● GIVEN EXERCISE
Your task is to transcribe all of the records exactly and leave out the pictures.

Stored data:
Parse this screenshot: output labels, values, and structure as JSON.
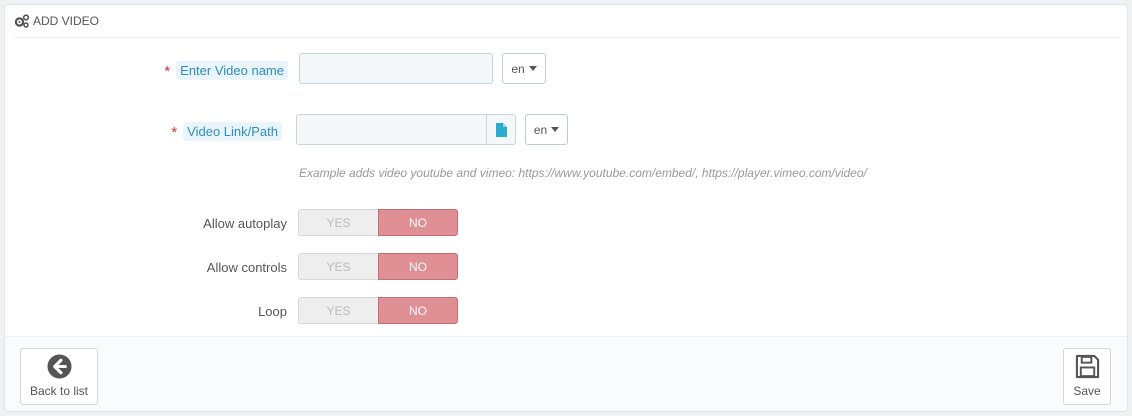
{
  "panel": {
    "title": "Add video",
    "heading_icon": "cogs-icon"
  },
  "form": {
    "video_name": {
      "required_mark": "*",
      "label": "Enter Video name",
      "value": "",
      "lang": "en"
    },
    "video_link": {
      "required_mark": "*",
      "label": "Video Link/Path",
      "value": "",
      "lang": "en",
      "file_icon": "file-icon",
      "help": "Example adds video youtube and vimeo: https://www.youtube.com/embed/, https://player.vimeo.com/video/"
    },
    "toggles": [
      {
        "label": "Allow autoplay",
        "yes": "YES",
        "no": "NO",
        "selected": "NO"
      },
      {
        "label": "Allow controls",
        "yes": "YES",
        "no": "NO",
        "selected": "NO"
      },
      {
        "label": "Loop",
        "yes": "YES",
        "no": "NO",
        "selected": "NO"
      }
    ]
  },
  "footer": {
    "back_label": "Back to list",
    "back_icon": "arrow-circle-left-icon",
    "save_label": "Save",
    "save_icon": "floppy-disk-icon"
  },
  "colors": {
    "required": "#e3302e",
    "label_hint_bg": "#eaf5fb",
    "label_hint_text": "#2c8ebf",
    "toggle_no_bg": "#e08f95",
    "file_icon": "#2eacce"
  }
}
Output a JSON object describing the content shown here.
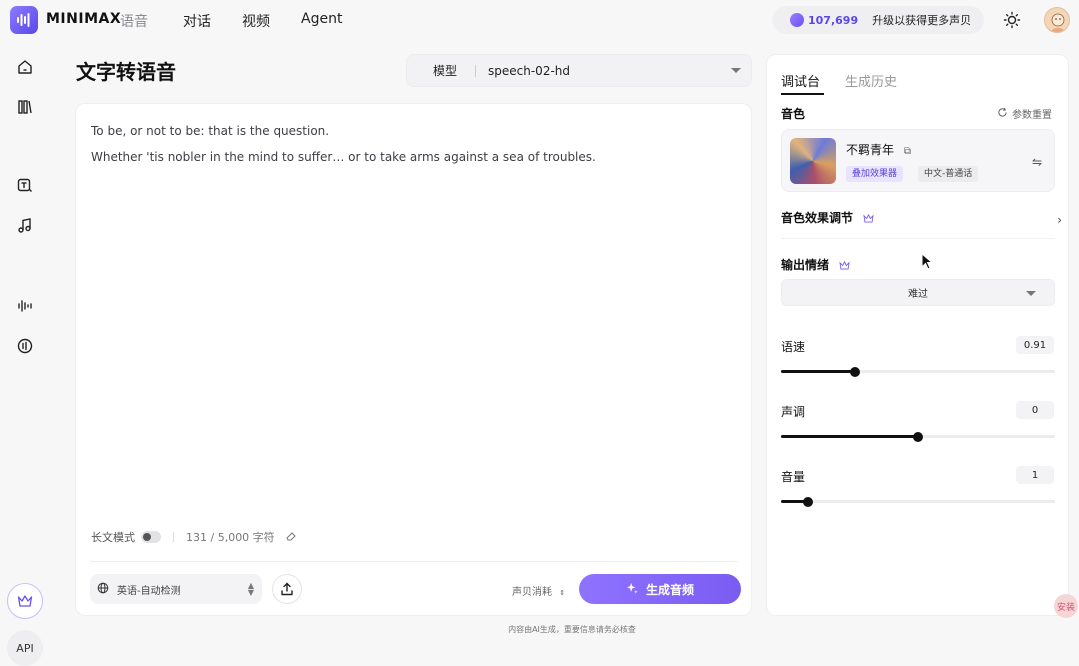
{
  "header": {
    "brand": "MINIMAX",
    "brand_sub": "语音",
    "nav": [
      "对话",
      "视频",
      "Agent"
    ],
    "credits": "107,699",
    "upgrade": "升级以获得更多声贝"
  },
  "sidebar": {
    "api": "API"
  },
  "main": {
    "title": "文字转语音",
    "model_label": "模型",
    "model_value": "speech-02-hd",
    "text_line1": "To be, or not to be: that is the question.",
    "text_line2": "Whether 'tis nobler in the mind to suffer… or to take arms against a sea of troubles.",
    "long_mode": "长文模式",
    "char_count": "131 / 5,000 字符",
    "language": "英语-自动检测",
    "voice_clean": "声贝消耗",
    "generate": "生成音频"
  },
  "panel": {
    "tabs": [
      "调试台",
      "生成历史"
    ],
    "voice_label": "音色",
    "reset": "参数重置",
    "voice_name": "不羁青年",
    "chip_effect": "叠加效果器",
    "chip_lang": "中文-普通话",
    "effect_adjust": "音色效果调节",
    "emotion_label": "输出情绪",
    "emotion_value": "难过",
    "speed_label": "语速",
    "speed_value": "0.91",
    "speed_level": 0.27,
    "pitch_label": "声调",
    "pitch_value": "0",
    "pitch_level": 0.5,
    "volume_label": "音量",
    "volume_value": "1",
    "volume_level": 0.1
  },
  "footer": "内容由AI生成，重要信息请务必核查",
  "corner_badge": "安装",
  "colors": {
    "accent": "#7a5cf2",
    "accent_light": "#e8e3ff"
  }
}
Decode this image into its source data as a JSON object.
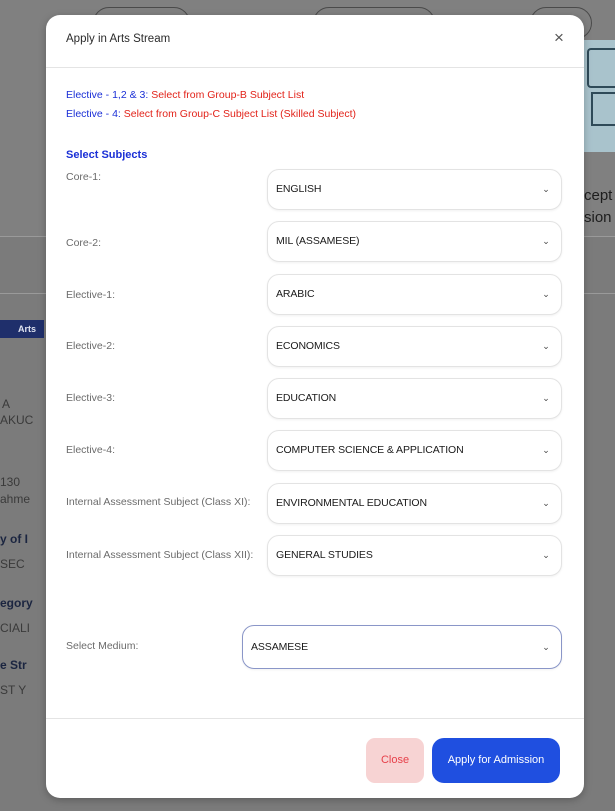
{
  "background": {
    "left_fragments": [
      "Arts S",
      "A",
      "AKUC",
      "130",
      "ahme",
      "y of I",
      "SEC",
      "egory",
      "CIALI",
      "e Str",
      "ST Y"
    ],
    "right_fragments": [
      "cept",
      "sion"
    ]
  },
  "modal": {
    "title": "Apply in Arts Stream",
    "close_symbol": "×",
    "notes": [
      {
        "highlight": "Elective - 1,2 & 3:",
        "text": " Select from Group-B Subject List"
      },
      {
        "highlight": "Elective - 4:",
        "text": " Select from Group-C Subject List (Skilled Subject)"
      }
    ],
    "section_title": "Select Subjects",
    "fields": [
      {
        "label": "Core-1:",
        "value": "ENGLISH"
      },
      {
        "label": "Core-2:",
        "value": "MIL (ASSAMESE)"
      },
      {
        "label": "Elective-1:",
        "value": "ARABIC"
      },
      {
        "label": "Elective-2:",
        "value": "ECONOMICS"
      },
      {
        "label": "Elective-3:",
        "value": "EDUCATION"
      },
      {
        "label": "Elective-4:",
        "value": "COMPUTER SCIENCE & APPLICATION"
      },
      {
        "label": "Internal Assessment Subject (Class XI):",
        "value": "ENVIRONMENTAL EDUCATION"
      },
      {
        "label": "Internal Assessment Subject (Class XII):",
        "value": "GENERAL STUDIES"
      }
    ],
    "medium": {
      "label": "Select Medium:",
      "value": "ASSAMESE"
    },
    "chevron": "⌄",
    "buttons": {
      "close": "Close",
      "apply": "Apply for Admission"
    }
  },
  "colors": {
    "accent_blue": "#1a2fd6",
    "note_red": "#e2231a",
    "apply_button": "#1f4fe0",
    "close_button_bg": "#f7d3d3"
  }
}
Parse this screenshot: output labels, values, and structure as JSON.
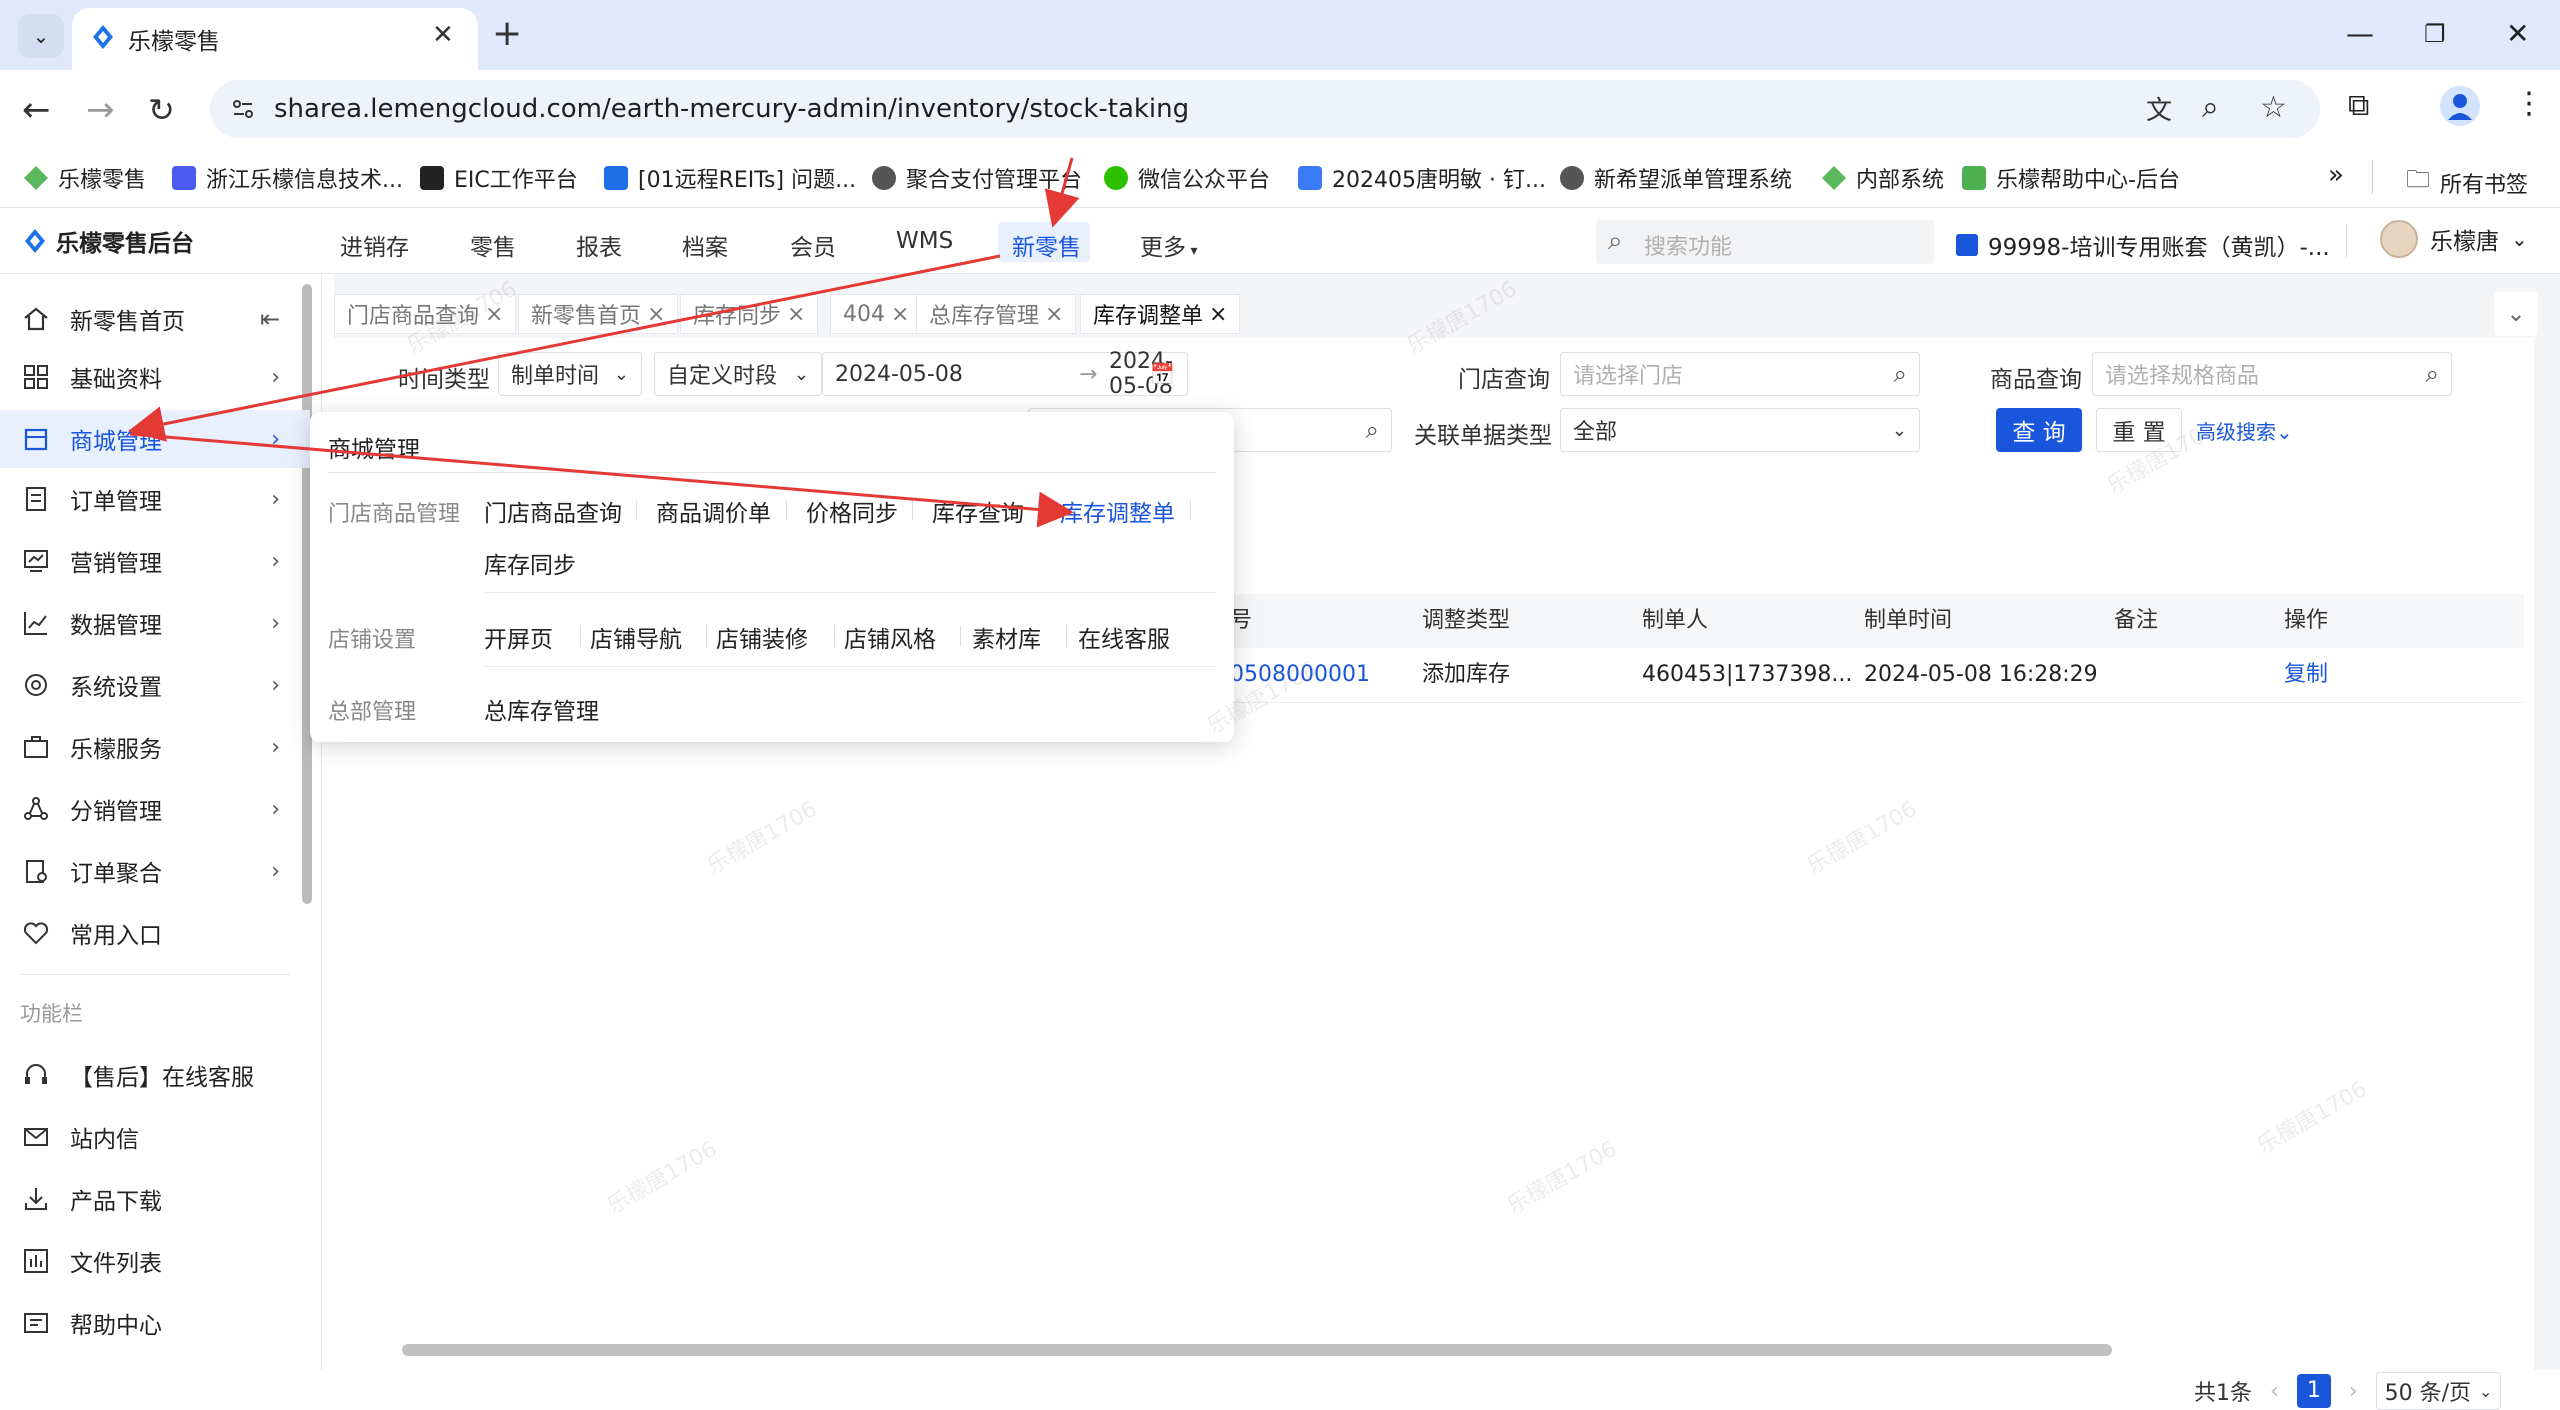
{
  "browser": {
    "tab_title": "乐檬零售",
    "url": "sharea.lemengcloud.com/earth-mercury-admin/inventory/stock-taking",
    "bookmarks": [
      "乐檬零售",
      "浙江乐檬信息技术...",
      "EIC工作平台",
      "[01远程REITs] 问题...",
      "聚合支付管理平台",
      "微信公众平台",
      "202405唐明敏 · 钉...",
      "新希望派单管理系统",
      "内部系统",
      "乐檬帮助中心-后台"
    ],
    "bookmarks_overflow": "»",
    "all_bookmarks": "所有书签"
  },
  "header": {
    "logo": "乐檬零售后台",
    "nav": [
      "进销存",
      "零售",
      "报表",
      "档案",
      "会员",
      "WMS",
      "新零售",
      "更多"
    ],
    "search_placeholder": "搜索功能",
    "account": "99998-培训专用账套（黄凯）-...",
    "user": "乐檬唐"
  },
  "sidebar": {
    "items": [
      "新零售首页",
      "基础资料",
      "商城管理",
      "订单管理",
      "营销管理",
      "数据管理",
      "系统设置",
      "乐檬服务",
      "分销管理",
      "订单聚合",
      "常用入口"
    ],
    "section_label": "功能栏",
    "tools": [
      "【售后】在线客服",
      "站内信",
      "产品下载",
      "文件列表",
      "帮助中心"
    ]
  },
  "page_tabs": [
    "门店商品查询",
    "新零售首页",
    "库存同步",
    "404",
    "总库存管理",
    "库存调整单"
  ],
  "filters": {
    "time_type_label": "时间类型",
    "time_type_value": "制单时间",
    "period_value": "自定义时段",
    "date_start": "2024-05-08",
    "date_sep": "→",
    "date_end": "2024-05-08",
    "store_label": "门店查询",
    "store_placeholder": "请选择门店",
    "goods_label": "商品查询",
    "goods_placeholder": "请选择规格商品",
    "related_label": "关联单据类型",
    "related_value": "全部",
    "query_btn": "查 询",
    "reset_btn": "重 置",
    "advanced": "高级搜索"
  },
  "table": {
    "headers": [
      "号",
      "调整类型",
      "制单人",
      "制单时间",
      "备注",
      "操作"
    ],
    "rows": [
      {
        "no": "0508000001",
        "type": "添加库存",
        "creator": "460453|1737398...",
        "time": "2024-05-08 16:28:29",
        "remark": "",
        "action": "复制"
      }
    ]
  },
  "pagination": {
    "total": "共1条",
    "page": "1",
    "page_size": "50 条/页"
  },
  "flyout": {
    "title": "商城管理",
    "groups": [
      {
        "name": "门店商品管理",
        "links": [
          "门店商品查询",
          "商品调价单",
          "价格同步",
          "库存查询",
          "库存调整单",
          "库存同步"
        ]
      },
      {
        "name": "店铺设置",
        "links": [
          "开屏页",
          "店铺导航",
          "店铺装修",
          "店铺风格",
          "素材库",
          "在线客服"
        ]
      },
      {
        "name": "总部管理",
        "links": [
          "总库存管理"
        ]
      }
    ]
  },
  "watermark": "乐檬唐1706",
  "colors": {
    "primary": "#1a56db",
    "link": "#1a56db",
    "arrow": "#e53935"
  }
}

● RIGHT ANSWER
Parse this screenshot: output labels, values, and structure as JSON.
{
  "panel": {
    "title": "Add video",
    "heading_icon": "cogs-icon"
  },
  "form": {
    "video_name": {
      "required_mark": "*",
      "label": "Enter Video name",
      "value": "",
      "lang": "en"
    },
    "video_link": {
      "required_mark": "*",
      "label": "Video Link/Path",
      "value": "",
      "lang": "en",
      "file_icon": "file-icon",
      "help": "Example adds video youtube and vimeo: https://www.youtube.com/embed/, https://player.vimeo.com/video/"
    },
    "toggles": [
      {
        "label": "Allow autoplay",
        "yes": "YES",
        "no": "NO",
        "selected": "NO"
      },
      {
        "label": "Allow controls",
        "yes": "YES",
        "no": "NO",
        "selected": "NO"
      },
      {
        "label": "Loop",
        "yes": "YES",
        "no": "NO",
        "selected": "NO"
      }
    ]
  },
  "footer": {
    "back_label": "Back to list",
    "back_icon": "arrow-circle-left-icon",
    "save_label": "Save",
    "save_icon": "floppy-disk-icon"
  },
  "colors": {
    "required": "#e3302e",
    "label_hint_bg": "#eaf5fb",
    "label_hint_text": "#2c8ebf",
    "toggle_no_bg": "#e08f95",
    "file_icon": "#2eacce"
  }
}
Output a JSON object describing the content shown here.
{
  "header": {
    "brand": "MINIMAX",
    "brand_sub": "语音",
    "nav": [
      "对话",
      "视频",
      "Agent"
    ],
    "credits": "107,699",
    "upgrade": "升级以获得更多声贝"
  },
  "sidebar": {
    "api": "API"
  },
  "main": {
    "title": "文字转语音",
    "model_label": "模型",
    "model_value": "speech-02-hd",
    "text_line1": "To be, or not to be: that is the question.",
    "text_line2": "Whether 'tis nobler in the mind to suffer… or to take arms against a sea of troubles.",
    "long_mode": "长文模式",
    "char_count": "131 / 5,000 字符",
    "language": "英语-自动检测",
    "voice_clean": "声贝消耗",
    "generate": "生成音频"
  },
  "panel": {
    "tabs": [
      "调试台",
      "生成历史"
    ],
    "voice_label": "音色",
    "reset": "参数重置",
    "voice_name": "不羁青年",
    "chip_effect": "叠加效果器",
    "chip_lang": "中文-普通话",
    "effect_adjust": "音色效果调节",
    "emotion_label": "输出情绪",
    "emotion_value": "难过",
    "speed_label": "语速",
    "speed_value": "0.91",
    "speed_level": 0.27,
    "pitch_label": "声调",
    "pitch_value": "0",
    "pitch_level": 0.5,
    "volume_label": "音量",
    "volume_value": "1",
    "volume_level": 0.1
  },
  "footer": "内容由AI生成，重要信息请务必核查",
  "corner_badge": "安装",
  "colors": {
    "accent": "#7a5cf2",
    "accent_light": "#e8e3ff"
  }
}
Decode this image into its source data as a JSON object.
{
  "background": {
    "left_fragments": [
      "Arts S",
      "A",
      "AKUC",
      "130",
      "ahme",
      "y of I",
      "SEC",
      "egory",
      "CIALI",
      "e Str",
      "ST Y"
    ],
    "right_fragments": [
      "cept",
      "sion"
    ]
  },
  "modal": {
    "title": "Apply in Arts Stream",
    "close_symbol": "×",
    "notes": [
      {
        "highlight": "Elective - 1,2 & 3:",
        "text": " Select from Group-B Subject List"
      },
      {
        "highlight": "Elective - 4:",
        "text": " Select from Group-C Subject List (Skilled Subject)"
      }
    ],
    "section_title": "Select Subjects",
    "fields": [
      {
        "label": "Core-1:",
        "value": "ENGLISH"
      },
      {
        "label": "Core-2:",
        "value": "MIL (ASSAMESE)"
      },
      {
        "label": "Elective-1:",
        "value": "ARABIC"
      },
      {
        "label": "Elective-2:",
        "value": "ECONOMICS"
      },
      {
        "label": "Elective-3:",
        "value": "EDUCATION"
      },
      {
        "label": "Elective-4:",
        "value": "COMPUTER SCIENCE & APPLICATION"
      },
      {
        "label": "Internal Assessment Subject (Class XI):",
        "value": "ENVIRONMENTAL EDUCATION"
      },
      {
        "label": "Internal Assessment Subject (Class XII):",
        "value": "GENERAL STUDIES"
      }
    ],
    "medium": {
      "label": "Select Medium:",
      "value": "ASSAMESE"
    },
    "chevron": "⌄",
    "buttons": {
      "close": "Close",
      "apply": "Apply for Admission"
    }
  },
  "colors": {
    "accent_blue": "#1a2fd6",
    "note_red": "#e2231a",
    "apply_button": "#1f4fe0",
    "close_button_bg": "#f7d3d3"
  }
}
Parse this screenshot: output labels, values, and structure as JSON.
{
  "browser": {
    "tab_title": "乐檬零售",
    "url": "sharea.lemengcloud.com/earth-mercury-admin/inventory/stock-taking",
    "bookmarks": [
      "乐檬零售",
      "浙江乐檬信息技术...",
      "EIC工作平台",
      "[01远程REITs] 问题...",
      "聚合支付管理平台",
      "微信公众平台",
      "202405唐明敏 · 钉...",
      "新希望派单管理系统",
      "内部系统",
      "乐檬帮助中心-后台"
    ],
    "bookmarks_overflow": "»",
    "all_bookmarks": "所有书签"
  },
  "header": {
    "logo": "乐檬零售后台",
    "nav": [
      "进销存",
      "零售",
      "报表",
      "档案",
      "会员",
      "WMS",
      "新零售",
      "更多"
    ],
    "search_placeholder": "搜索功能",
    "account": "99998-培训专用账套（黄凯）-...",
    "user": "乐檬唐"
  },
  "sidebar": {
    "items": [
      "新零售首页",
      "基础资料",
      "商城管理",
      "订单管理",
      "营销管理",
      "数据管理",
      "系统设置",
      "乐檬服务",
      "分销管理",
      "订单聚合",
      "常用入口"
    ],
    "section_label": "功能栏",
    "tools": [
      "【售后】在线客服",
      "站内信",
      "产品下载",
      "文件列表",
      "帮助中心"
    ]
  },
  "page_tabs": [
    "门店商品查询",
    "新零售首页",
    "库存同步",
    "404",
    "总库存管理",
    "库存调整单"
  ],
  "filters": {
    "time_type_label": "时间类型",
    "time_type_value": "制单时间",
    "period_value": "自定义时段",
    "date_start": "2024-05-08",
    "date_sep": "→",
    "date_end": "2024-05-08",
    "store_label": "门店查询",
    "store_placeholder": "请选择门店",
    "goods_label": "商品查询",
    "goods_placeholder": "请选择规格商品",
    "related_label": "关联单据类型",
    "related_value": "全部",
    "query_btn": "查 询",
    "reset_btn": "重 置",
    "advanced": "高级搜索"
  },
  "table": {
    "headers": [
      "号",
      "调整类型",
      "制单人",
      "制单时间",
      "备注",
      "操作"
    ],
    "rows": [
      {
        "no": "0508000001",
        "type": "添加库存",
        "creator": "460453|1737398...",
        "time": "2024-05-08 16:28:29",
        "remark": "",
        "action": "复制"
      }
    ]
  },
  "pagination": {
    "total": "共1条",
    "page": "1",
    "page_size": "50 条/页"
  },
  "flyout": {
    "title": "商城管理",
    "groups": [
      {
        "name": "门店商品管理",
        "links": [
          "门店商品查询",
          "商品调价单",
          "价格同步",
          "库存查询",
          "库存调整单",
          "库存同步"
        ]
      },
      {
        "name": "店铺设置",
        "links": [
          "开屏页",
          "店铺导航",
          "店铺装修",
          "店铺风格",
          "素材库",
          "在线客服"
        ]
      },
      {
        "name": "总部管理",
        "links": [
          "总库存管理"
        ]
      }
    ]
  },
  "watermark": "乐檬唐1706",
  "colors": {
    "primary": "#1a56db",
    "link": "#1a56db",
    "arrow": "#e53935"
  }
}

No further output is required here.